* [Provided records]:
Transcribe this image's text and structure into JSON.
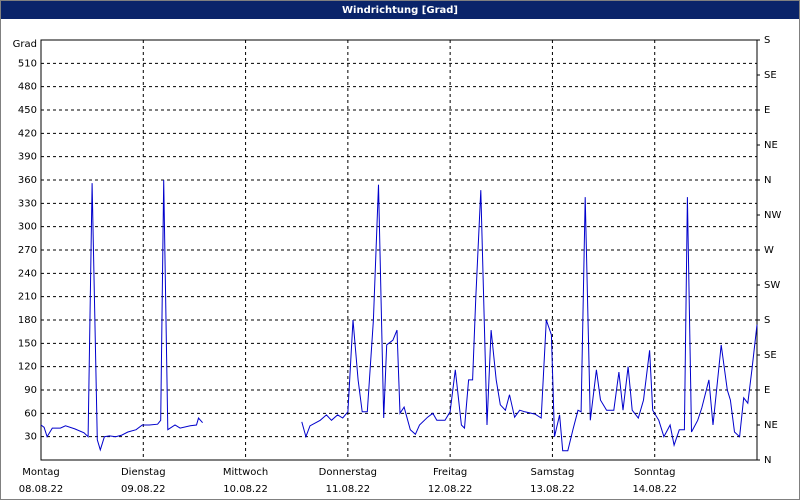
{
  "chart_data": {
    "type": "line",
    "title": "Windrichtung [Grad]",
    "y_label": "Grad",
    "xlim": [
      0,
      7
    ],
    "xticks": [
      {
        "value": 0,
        "label": "Montag",
        "date": "08.08.22"
      },
      {
        "value": 1,
        "label": "Dienstag",
        "date": "09.08.22"
      },
      {
        "value": 2,
        "label": "Mittwoch",
        "date": "10.08.22"
      },
      {
        "value": 3,
        "label": "Donnerstag",
        "date": "11.08.22"
      },
      {
        "value": 4,
        "label": "Freitag",
        "date": "12.08.22"
      },
      {
        "value": 5,
        "label": "Samstag",
        "date": "13.08.22"
      },
      {
        "value": 6,
        "label": "Sonntag",
        "date": "14.08.22"
      }
    ],
    "ylim": [
      0,
      540
    ],
    "yticks": [
      30,
      60,
      90,
      120,
      150,
      180,
      210,
      240,
      270,
      300,
      330,
      360,
      390,
      420,
      450,
      480,
      510
    ],
    "y2lim": [
      0,
      540
    ],
    "y2ticks": [
      {
        "value": 0,
        "label": "N"
      },
      {
        "value": 45,
        "label": "NE"
      },
      {
        "value": 90,
        "label": "E"
      },
      {
        "value": 135,
        "label": "SE"
      },
      {
        "value": 180,
        "label": "S"
      },
      {
        "value": 225,
        "label": "SW"
      },
      {
        "value": 270,
        "label": "W"
      },
      {
        "value": 315,
        "label": "NW"
      },
      {
        "value": 360,
        "label": "N"
      },
      {
        "value": 405,
        "label": "NE"
      },
      {
        "value": 450,
        "label": "E"
      },
      {
        "value": 495,
        "label": "SE"
      },
      {
        "value": 540,
        "label": "S"
      }
    ],
    "grid": true,
    "series": [
      {
        "color": "#0000cc",
        "x": [
          0,
          0.03,
          0.06,
          0.11,
          0.19,
          0.24,
          0.33,
          0.42,
          0.46,
          0.5,
          0.55,
          0.58,
          0.62,
          0.67,
          0.73,
          0.79,
          0.85,
          0.93,
          0.99,
          1.06,
          1.14,
          1.17,
          1.2,
          1.24,
          1.31,
          1.36,
          1.46,
          1.52,
          1.54,
          1.58,
          2.0,
          2.55,
          2.59,
          2.63,
          2.73,
          2.79,
          2.84,
          2.9,
          2.95,
          3.0,
          3.05,
          3.1,
          3.14,
          3.19,
          3.25,
          3.3,
          3.35,
          3.38,
          3.44,
          3.48,
          3.51,
          3.55,
          3.61,
          3.66,
          3.7,
          3.78,
          3.83,
          3.87,
          3.95,
          4.0,
          4.05,
          4.11,
          4.14,
          4.18,
          4.22,
          4.25,
          4.3,
          4.36,
          4.4,
          4.45,
          4.49,
          4.54,
          4.58,
          4.63,
          4.68,
          4.73,
          4.83,
          4.89,
          4.94,
          4.99,
          5.02,
          5.07,
          5.1,
          5.15,
          5.2,
          5.25,
          5.28,
          5.32,
          5.37,
          5.43,
          5.47,
          5.53,
          5.6,
          5.65,
          5.69,
          5.74,
          5.78,
          5.84,
          5.89,
          5.95,
          5.98,
          6.04,
          6.09,
          6.15,
          6.19,
          6.24,
          6.29,
          6.32,
          6.36,
          6.42,
          6.46,
          6.53,
          6.57,
          6.65,
          6.71,
          6.74,
          6.78,
          6.83,
          6.87,
          6.91,
          6.95,
          7.0
        ],
        "values": [
          45,
          42,
          30,
          41,
          41,
          44,
          40,
          35,
          30,
          356,
          26,
          13,
          30,
          31,
          30,
          32,
          36,
          39,
          45,
          45,
          46,
          51,
          360,
          39,
          45,
          41,
          44,
          45,
          54,
          48,
          null,
          49,
          30,
          44,
          51,
          58,
          51,
          58,
          54,
          62,
          180,
          103,
          62,
          62,
          180,
          354,
          54,
          148,
          154,
          167,
          60,
          68,
          39,
          33,
          45,
          55,
          60,
          51,
          51,
          62,
          116,
          45,
          41,
          103,
          103,
          206,
          347,
          45,
          167,
          103,
          71,
          64,
          84,
          55,
          64,
          62,
          59,
          54,
          180,
          161,
          30,
          58,
          12,
          12,
          39,
          64,
          62,
          338,
          51,
          116,
          77,
          64,
          64,
          113,
          64,
          120,
          64,
          54,
          77,
          141,
          64,
          51,
          30,
          45,
          19,
          39,
          39,
          338,
          36,
          51,
          67,
          103,
          45,
          148,
          90,
          77,
          36,
          30,
          80,
          73,
          116,
          174
        ]
      }
    ]
  }
}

* [Your instructions]:
Copy whichever lines in the listing above contain the word "date".

* [Reply]:
        "date": "08.08.22"
        "date": "09.08.22"
        "date": "10.08.22"
        "date": "11.08.22"
        "date": "12.08.22"
        "date": "13.08.22"
        "date": "14.08.22"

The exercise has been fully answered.